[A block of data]

<<<<

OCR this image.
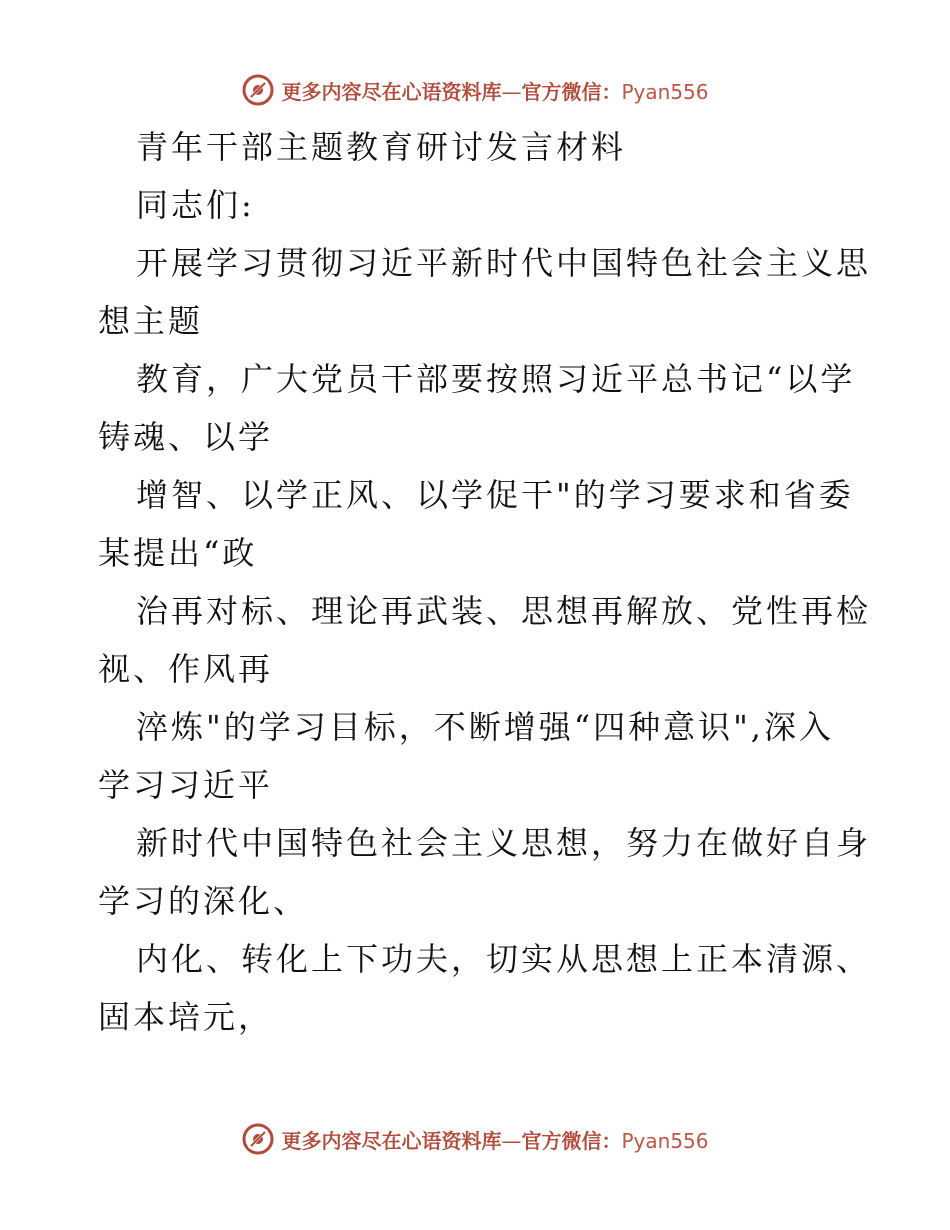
更多内容尽在心语资料库—官方微信：Pyan556
青年干部主题教育研讨发言材料
同志们:
开展学习贯彻习近平新时代中国特色社会主义思
想主题
教育，广大党员干部要按照习近平总书记“以学
铸魂、以学
增智、以学正风、以学促干"的学习要求和省委
某提出“政
治再对标、理论再武装、思想再解放、党性再检
视、作风再
淬炼"的学习目标，不断增强“四种意识",深入
学习习近平
新时代中国特色社会主义思想，努力在做好自身
学习的深化、
内化、转化上下功夫，切实从思想上正本清源、
固本培元，
更多内容尽在心语资料库—官方微信：Pyan556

>>>>

### What the task asks
Every record above should be transcribed exactly; the pictures stay out of the copy.

### Finished answer
OCR this image.
更多内容尽在心语资料库—官方微信：Pyan556
青年干部主题教育研讨发言材料
同志们:
开展学习贯彻习近平新时代中国特色社会主义思
想主题
教育，广大党员干部要按照习近平总书记“以学
铸魂、以学
增智、以学正风、以学促干"的学习要求和省委
某提出“政
治再对标、理论再武装、思想再解放、党性再检
视、作风再
淬炼"的学习目标，不断增强“四种意识",深入
学习习近平
新时代中国特色社会主义思想，努力在做好自身
学习的深化、
内化、转化上下功夫，切实从思想上正本清源、
固本培元，
更多内容尽在心语资料库—官方微信：Pyan556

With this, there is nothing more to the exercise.